BRIEF
Filter the listing below, copying every line in which the word "相交于点" appears.
►
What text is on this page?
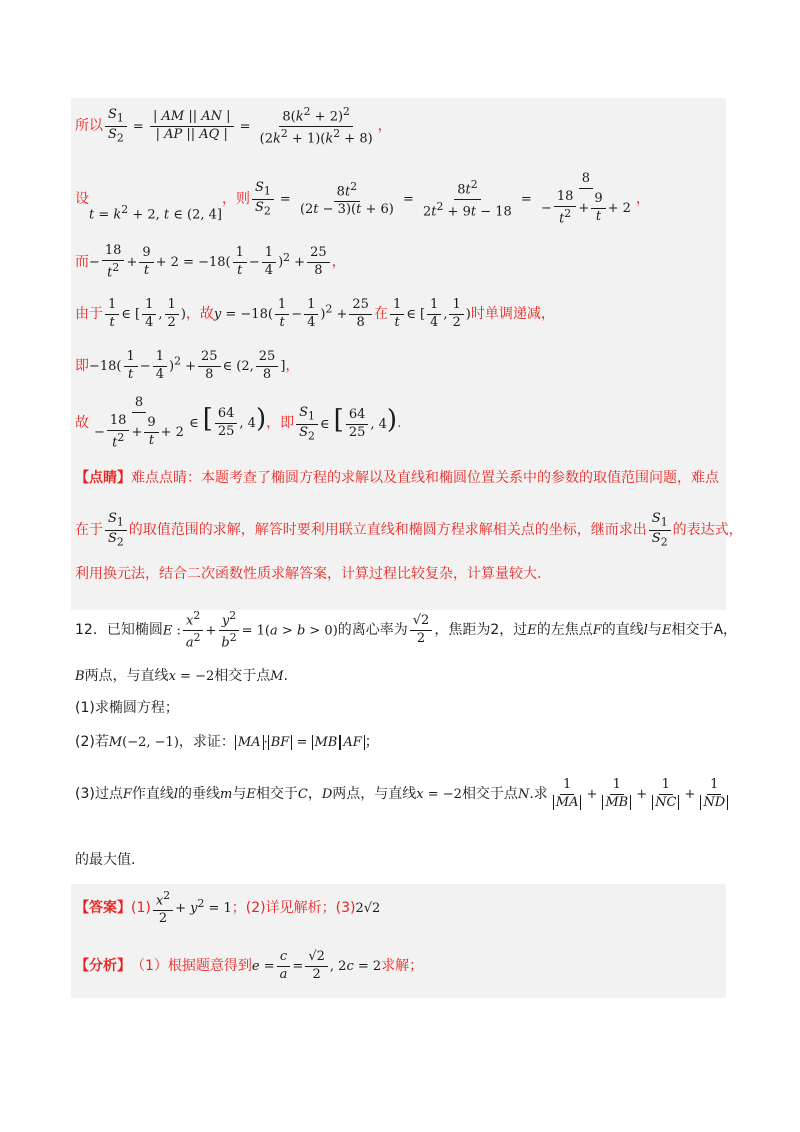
所以 $\frac{S_1}{S_2} = \frac{| AM || AN |}{| AP || AQ |} = \frac{8(k^2 + 2)^2}{(2k^2 + 1)(k^2 + 8)}$ ，
设
$t = k^2 + 2$, t ∈ (2, 4]
，则 $\frac{S_1}{S_2} = \frac{8t^2}{(2t - 3)(t + 6)} = \frac{8t^2}{2t^2 + 9t - 18} = \frac{8}{- \frac{18}{t^2} + \frac{9}{t} + 2}$ ，
而 − $\frac{18}{t^2} + \frac{9}{t} + 2 = -18( \frac{1}{t} - \frac{1}{4} )^2 + \frac{25}{8}$ ，
由于 $\frac{1}{t}$ ∈ [ $\frac{1}{4}$ , $\frac{1}{2}$ ) ，故 $y = -18( \frac{1}{t} - \frac{1}{4} )^2 + \frac{25}{8}$ 在 $\frac{1}{t}$ ∈ [ $\frac{1}{4}$ , $\frac{1}{2}$ ) 时单调递减，
即 $-18( \frac{1}{t} - \frac{1}{4} )^2 + \frac{25}{8}$ ∈ (2, $\frac{25}{8}$ ] ，
故 $\frac{8}{- \frac{18}{t^2} + \frac{9}{t} + 2}$ ∈ [ $\frac{64}{25}$ , 4) ，即 $\frac{S_1}{S_2}$ ∈ [ $\frac{64}{25}$ , 4) .
【点睛】 难点点睛：本题考查了椭圆方程的求解以及直线和椭圆位置关系中的参数的取值范围问题，难点
在于 $\frac{S_1}{S_2}$ 的取值范围的求解，解答时要利用联立直线和椭圆方程求解相关点的坐标，继而求出 $\frac{S_1}{S_2}$ 的表达式，
利用换元法，结合二次函数性质求解答案，计算过程比较复杂，计算量较大.
12． 已知椭圆 E : $\frac{x^2}{a^2} + \frac{y^2}{b^2} = 1(a > b > 0)$ 的离心率为 $\frac{√2}{2}$ ，焦距为2，过 E 的左焦点 F 的直线 l 与 E 相交于A，
B 两点，与直线 x = −2 相交于点 M .
(1)求椭圆方程；
(2)若 M(−2, −1) ，求证： MA · BF = MB AF ；
(3)过点 F 作直线 l 的垂线 m 与 E 相交于 C ， D 两点，与直线 x = −2 相交于点 N .求 $\frac{1}{MA} + \frac{1}{MB} + \frac{1}{NC} + \frac{1}{ND}$
的最大值.
【答案】 $(1) \frac{x^2}{2} + y^2 = 1$ ；(2)详见解析；(3) 2√2
【分析】 （1）根据题意得到 $e = \frac{c}{a} = \frac{√2}{2}$ , 2c = 2 求解；
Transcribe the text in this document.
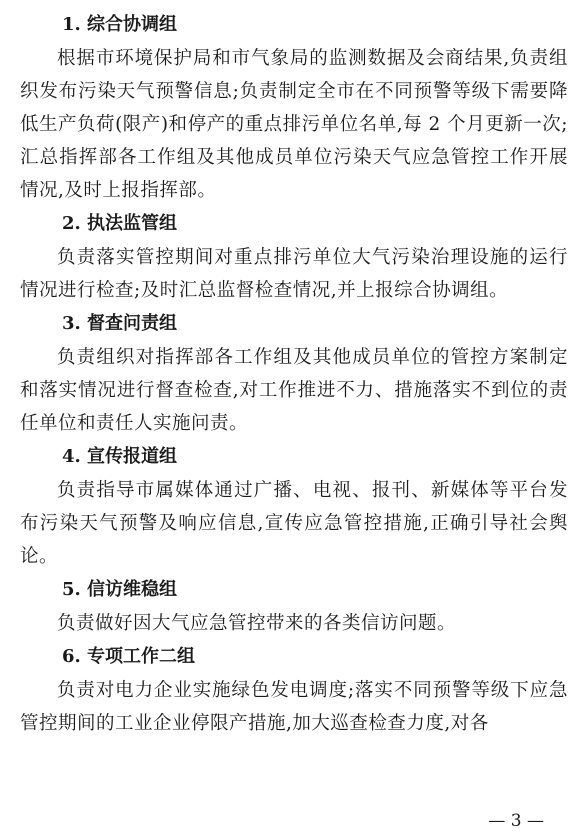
1. 综合协调组

根据市环境保护局和市气象局的监测数据及会商结果,负责组织发布污染天气预警信息;负责制定全市在不同预警等级下需要降低生产负荷(限产)和停产的重点排污单位名单,每 2 个月更新一次;汇总指挥部各工作组及其他成员单位污染天气应急管控工作开展情况,及时上报指挥部。

2. 执法监管组

负责落实管控期间对重点排污单位大气污染治理设施的运行情况进行检查;及时汇总监督检查情况,并上报综合协调组。

3. 督查问责组

负责组织对指挥部各工作组及其他成员单位的管控方案制定和落实情况进行督查检查,对工作推进不力、措施落实不到位的责任单位和责任人实施问责。

4. 宣传报道组

负责指导市属媒体通过广播、电视、报刊、新媒体等平台发布污染天气预警及响应信息,宣传应急管控措施,正确引导社会舆论。

5. 信访维稳组

负责做好因大气应急管控带来的各类信访问题。

6. 专项工作二组

负责对电力企业实施绿色发电调度;落实不同预警等级下应急管控期间的工业企业停限产措施,加大巡查检查力度,对各

— 3 —
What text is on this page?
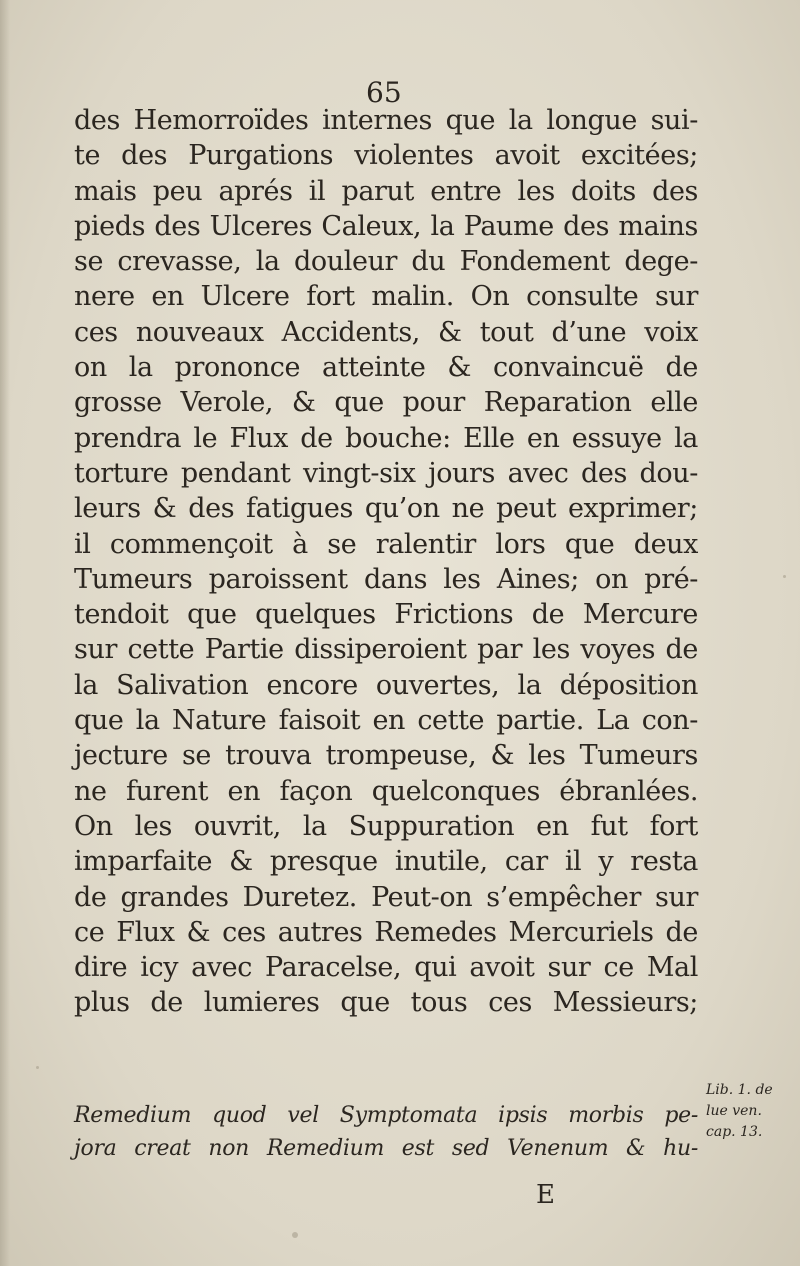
65
des Hemorroïdes internes que la longue sui-
te des Purgations violentes avoit excitées;
mais peu aprés il parut entre les doits des
pieds des Ulceres Caleux, la Paume des mains
se crevasse, la douleur du Fondement dege-
nere en Ulcere fort malin. On consulte sur
ces nouveaux Accidents, & tout d’une voix
on la prononce atteinte & convaincuë de
grosse Verole, & que pour Reparation elle
prendra le Flux de bouche: Elle en essuye la
torture pendant vingt-six jours avec des dou-
leurs & des fatigues qu’on ne peut exprimer;
il commençoit à se ralentir lors que deux
Tumeurs paroissent dans les Aines; on pré-
tendoit que quelques Frictions de Mercure
sur cette Partie dissiperoient par les voyes de
la Salivation encore ouvertes, la déposition
que la Nature faisoit en cette partie. La con-
jecture se trouva trompeuse, & les Tumeurs
ne furent en façon quelconques ébranlées.
On les ouvrit, la Suppuration en fut fort
imparfaite & presque inutile, car il y resta
de grandes Duretez. Peut-on s’empêcher sur
ce Flux & ces autres Remedes Mercuriels de
dire icy avec Paracelse, qui avoit sur ce Mal
plus de lumieres que tous ces Messieurs;
Remedium quod vel Symptomata ipsis morbis pe-
jora creat non Remedium est sed Venenum & hu-
Lib. 1. de
lue ven.
cap. 13.
E
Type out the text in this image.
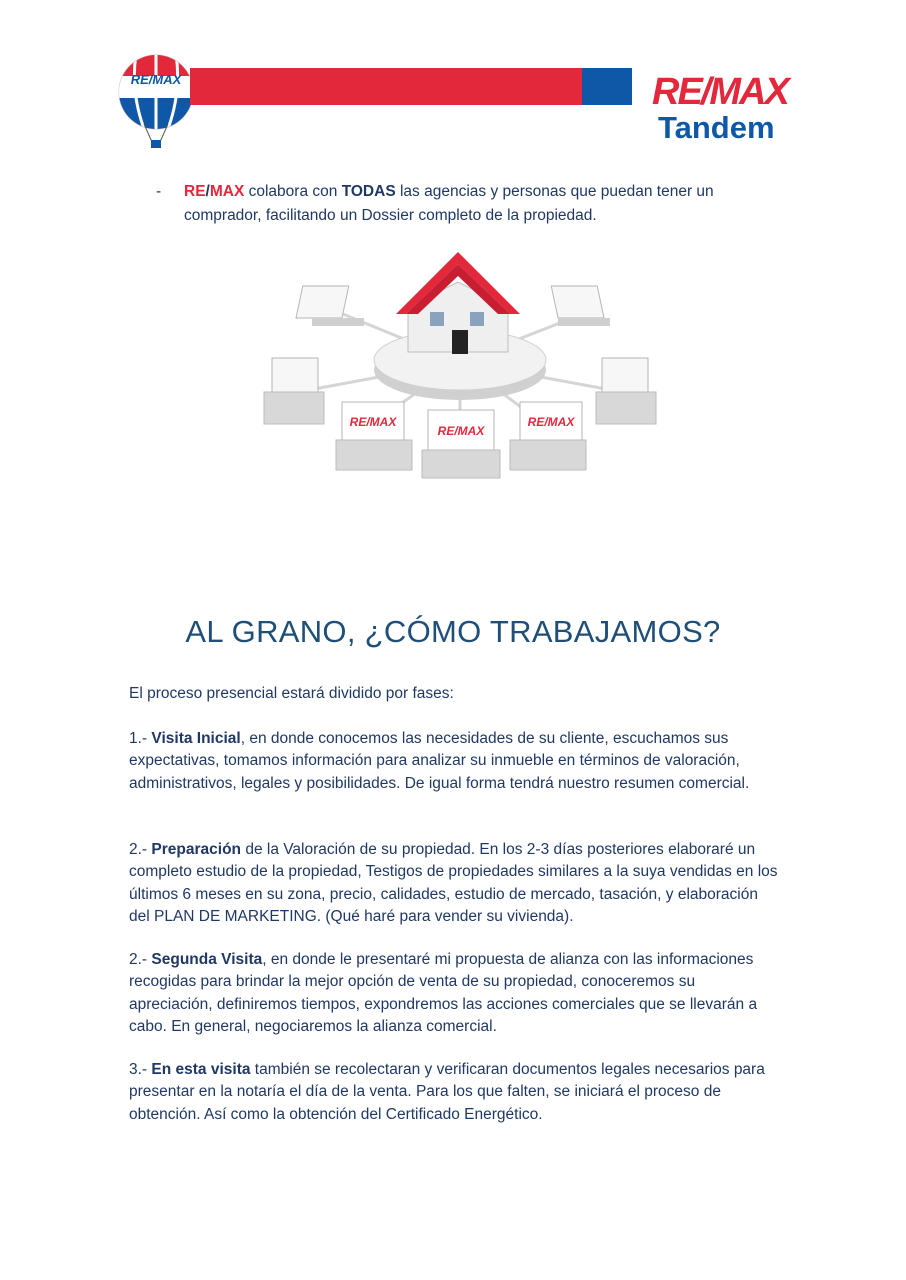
RE/MAX	RE/MAX
Tandem
- RE/MAX colabora con TODAS las agencias y personas que puedan tener un comprador, facilitando un Dossier completo de la propiedad.
RE/MAX
RE/MAX
RE/MAX
AL GRANO, ¿CÓMO TRABAJAMOS?
El proceso presencial estará dividido por fases:
1.- Visita Inicial, en donde conocemos las necesidades de su cliente, escuchamos sus expectativas, tomamos información para analizar su inmueble en términos de valoración, administrativos, legales y posibilidades. De igual forma tendrá nuestro resumen comercial.
2.- Preparación de la Valoración de su propiedad. En los 2-3 días posteriores elaboraré un completo estudio de la propiedad, Testigos de propiedades similares a la suya vendidas en los últimos 6 meses en su zona, precio, calidades, estudio de mercado, tasación, y elaboración del PLAN DE MARKETING. (Qué haré para vender su vivienda).
2.- Segunda Visita, en donde le presentaré mi propuesta de alianza con las informaciones recogidas para brindar la mejor opción de venta de su propiedad, conoceremos su apreciación, definiremos tiempos, expondremos las acciones comerciales que se llevarán a cabo. En general, negociaremos la alianza comercial.
3.- En esta visita también se recolectaran y verificaran documentos legales necesarios para presentar en la notaría el día de la venta. Para los que falten, se iniciará el proceso de obtención. Así como la obtención del Certificado Energético.
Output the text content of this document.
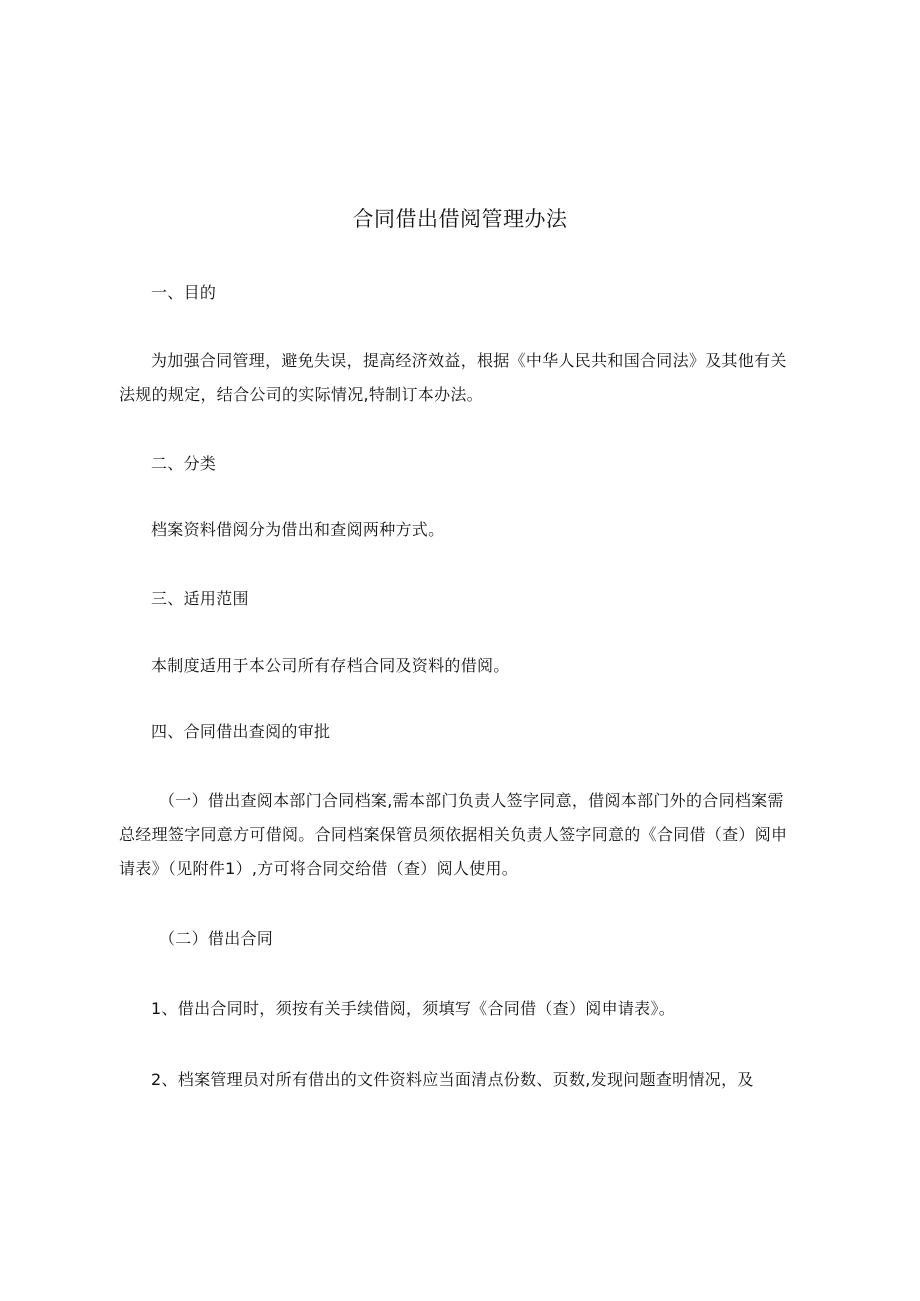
合同借出借阅管理办法
一、目的
为加强合同管理，避免失误，提高经济效益，根据《中华人民共和国合同法》及其他有关
法规的规定，结合公司的实际情况,特制订本办法。
二、分类
档案资料借阅分为借出和查阅两种方式。
三、适用范围
本制度适用于本公司所有存档合同及资料的借阅。
四、合同借出查阅的审批
（一）借出查阅本部门合同档案,需本部门负责人签字同意，借阅本部门外的合同档案需
总经理签字同意方可借阅。合同档案保管员须依据相关负责人签字同意的《合同借（查）阅申
请表》（见附件1）,方可将合同交给借（查）阅人使用。
（二）借出合同
1、借出合同时，须按有关手续借阅，须填写《合同借（查）阅申请表》。
2、档案管理员对所有借出的文件资料应当面清点份数、页数,发现问题查明情况，及
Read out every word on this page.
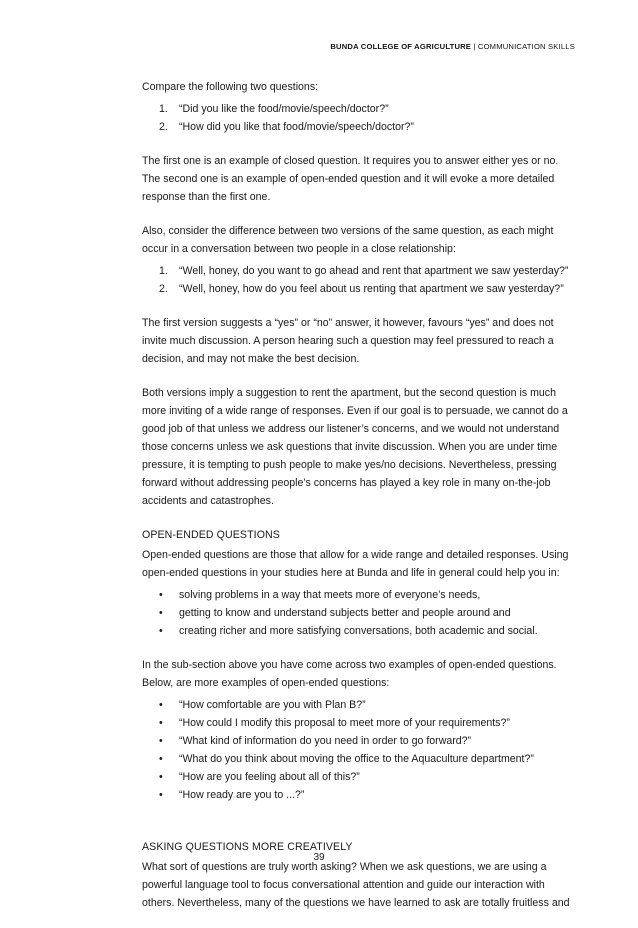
BUNDA COLLEGE OF AGRICULTURE | COMMUNICATION SKILLS

Compare the following two questions:

1. “Did you like the food/movie/speech/doctor?”
2. “How did you like that food/movie/speech/doctor?”

The first one is an example of closed question. It requires you to answer either yes or no. The second one is an example of open-ended question and it will evoke a more detailed response than the first one.

Also, consider the difference between two versions of the same question, as each might occur in a conversation between two people in a close relationship:

1. “Well, honey, do you want to go ahead and rent that apartment we saw yesterday?”
2. “Well, honey, how do you feel about us renting that apartment we saw yesterday?”

The first version suggests a “yes” or “no” answer, it however, favours “yes” and does not invite much discussion. A person hearing such a question may feel pressured to reach a decision, and may not make the best decision.

Both versions imply a suggestion to rent the apartment, but the second question is much more inviting of a wide range of responses. Even if our goal is to persuade, we cannot do a good job of that unless we address our listener’s concerns, and we would not understand those concerns unless we ask questions that invite discussion. When you are under time pressure, it is tempting to push people to make yes/no decisions. Nevertheless, pressing forward without addressing people’s concerns has played a key role in many on-the-job accidents and catastrophes.

OPEN-ENDED QUESTIONS

Open-ended questions are those that allow for a wide range and detailed responses. Using open-ended questions in your studies here at Bunda and life in general could help you in:

• solving problems in a way that meets more of everyone’s needs,
• getting to know and understand subjects better and people around and
• creating richer and more satisfying conversations, both academic and social.

In the sub-section above you have come across two examples of open-ended questions. Below, are more examples of open-ended questions:

• “How comfortable are you with Plan B?”
• “How could I modify this proposal to meet more of your requirements?”
• “What kind of information do you need in order to go forward?”
• “What do you think about moving the office to the Aquaculture department?”
• “How are you feeling about all of this?”
• “How ready are you to ...?”
ASKING QUESTIONS MORE CREATIVELY

What sort of questions are truly worth asking? When we ask questions, we are using a powerful language tool to focus conversational attention and guide our interaction with others. Nevertheless, many of the questions we have learned to ask are totally fruitless and

39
◄
SOLUTION TO THE EXERCISE
B 两点，与直线 x = −2 相交于点 M .
(3)过点 F 作直线 l 的垂线 m 与 E 相交于 C ， D 两点，与直线 x = −2 相交于点 N .求 $\frac{1}{MA} + \frac{1}{MB} + \frac{1}{NC} + \frac{1}{ND}$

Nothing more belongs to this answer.